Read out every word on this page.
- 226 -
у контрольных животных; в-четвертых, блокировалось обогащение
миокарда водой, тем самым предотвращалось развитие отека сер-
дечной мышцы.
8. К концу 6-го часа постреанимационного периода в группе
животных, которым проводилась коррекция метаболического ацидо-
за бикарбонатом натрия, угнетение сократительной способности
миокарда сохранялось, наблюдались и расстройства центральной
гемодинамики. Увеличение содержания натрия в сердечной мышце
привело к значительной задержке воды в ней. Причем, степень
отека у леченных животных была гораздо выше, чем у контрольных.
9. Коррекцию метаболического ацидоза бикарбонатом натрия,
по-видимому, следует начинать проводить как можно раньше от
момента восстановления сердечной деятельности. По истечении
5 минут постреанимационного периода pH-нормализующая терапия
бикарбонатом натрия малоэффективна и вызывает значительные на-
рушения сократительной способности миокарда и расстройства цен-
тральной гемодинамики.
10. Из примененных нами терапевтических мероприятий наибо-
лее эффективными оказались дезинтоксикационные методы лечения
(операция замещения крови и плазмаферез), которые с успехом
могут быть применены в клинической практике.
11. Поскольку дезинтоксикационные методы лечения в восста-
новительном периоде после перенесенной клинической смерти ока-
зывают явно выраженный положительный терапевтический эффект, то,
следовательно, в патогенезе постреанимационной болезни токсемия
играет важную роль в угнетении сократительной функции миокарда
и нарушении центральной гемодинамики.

═══

> [WHAT TO DO] Exact output of every entry is required.

> [FINISHED TASK]
Read out every word on this page.
- 226 -
у контрольных животных; в-четвертых, блокировалось обогащение
миокарда водой, тем самым предотвращалось развитие отека сер-
дечной мышцы.
8. К концу 6-го часа постреанимационного периода в группе
животных, которым проводилась коррекция метаболического ацидо-
за бикарбонатом натрия, угнетение сократительной способности
миокарда сохранялось, наблюдались и расстройства центральной
гемодинамики. Увеличение содержания натрия в сердечной мышце
привело к значительной задержке воды в ней. Причем, степень
отека у леченных животных была гораздо выше, чем у контрольных.
9. Коррекцию метаболического ацидоза бикарбонатом натрия,
по-видимому, следует начинать проводить как можно раньше от
момента восстановления сердечной деятельности. По истечении
5 минут постреанимационного периода pH-нормализующая терапия
бикарбонатом натрия малоэффективна и вызывает значительные на-
рушения сократительной способности миокарда и расстройства цен-
тральной гемодинамики.
10. Из примененных нами терапевтических мероприятий наибо-
лее эффективными оказались дезинтоксикационные методы лечения
(операция замещения крови и плазмаферез), которые с успехом
могут быть применены в клинической практике.
11. Поскольку дезинтоксикационные методы лечения в восста-
новительном периоде после перенесенной клинической смерти ока-
зывают явно выраженный положительный терапевтический эффект, то,
следовательно, в патогенезе постреанимационной болезни токсемия
играет важную роль в угнетении сократительной функции миокарда
и нарушении центральной гемодинамики.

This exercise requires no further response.